Show all lines that include the string "灼烫及其它伤害"; copy each one.

----

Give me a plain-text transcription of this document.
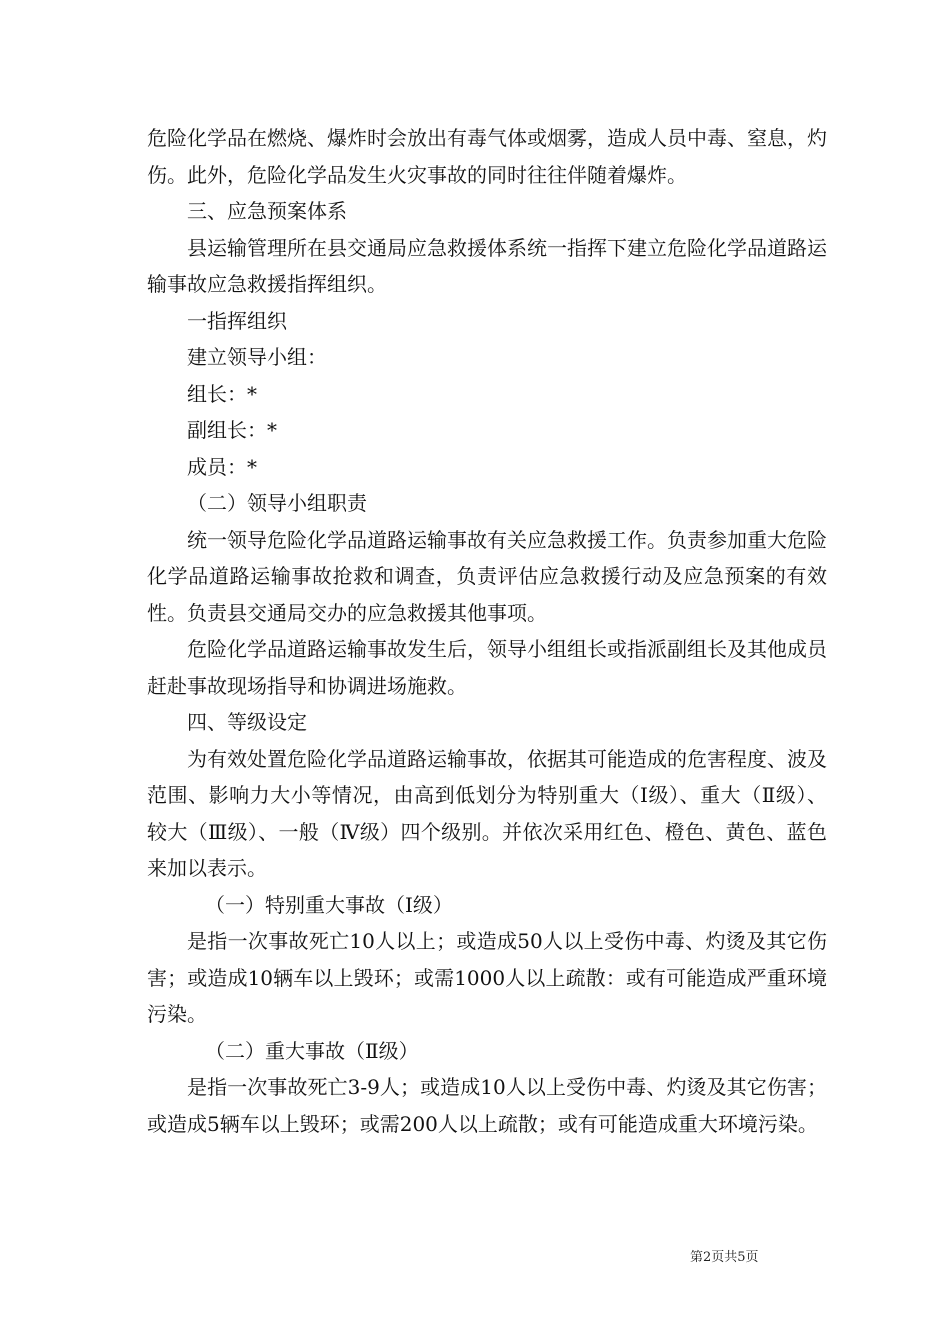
危险化学品在燃烧、爆炸时会放出有毒气体或烟雾，造成人员中毒、窒息，灼伤。此外，危险化学品发生火灾事故的同时往往伴随着爆炸。

三、应急预案体系

县运输管理所在县交通局应急救援体系统一指挥下建立危险化学品道路运输事故应急救援指挥组织。

一指挥组织

建立领导小组：

组长：*

副组长：*

成员：*

（二）领导小组职责

统一领导危险化学品道路运输事故有关应急救援工作。负责参加重大危险化学品道路运输事故抢救和调查，负责评估应急救援行动及应急预案的有效性。负责县交通局交办的应急救援其他事项。

危险化学品道路运输事故发生后，领导小组组长或指派副组长及其他成员赶赴事故现场指导和协调进场施救。

四、等级设定

为有效处置危险化学品道路运输事故，依据其可能造成的危害程度、波及范围、影响力大小等情况，由高到低划分为特别重大（Ⅰ级）、重大（Ⅱ级）、较大（Ⅲ级）、一般（Ⅳ级）四个级别。并依次采用红色、橙色、黄色、蓝色来加以表示。

（一）特别重大事故（Ⅰ级）

是指一次事故死亡10人以上；或造成50人以上受伤中毒、灼烫及其它伤害；或造成10辆车以上毁环；或需1000人以上疏散：或有可能造成严重环境污染。

（二）重大事故（Ⅱ级）

是指一次事故死亡3-9人；或造成10人以上受伤中毒、灼烫及其它伤害；或造成5辆车以上毁环；或需200人以上疏散；或有可能造成重大环境污染。

第2页共5页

----

§ **Exercise result**:
是指一次事故死亡10人以上；或造成50人以上受伤中毒、灼烫及其它伤害；或造成10辆车以上毁环；或需1000人以上疏散：或有可能造成严重环境污染。
是指一次事故死亡3-9人；或造成10人以上受伤中毒、灼烫及其它伤害；或造成5辆车以上毁环；或需200人以上疏散；或有可能造成重大环境污染。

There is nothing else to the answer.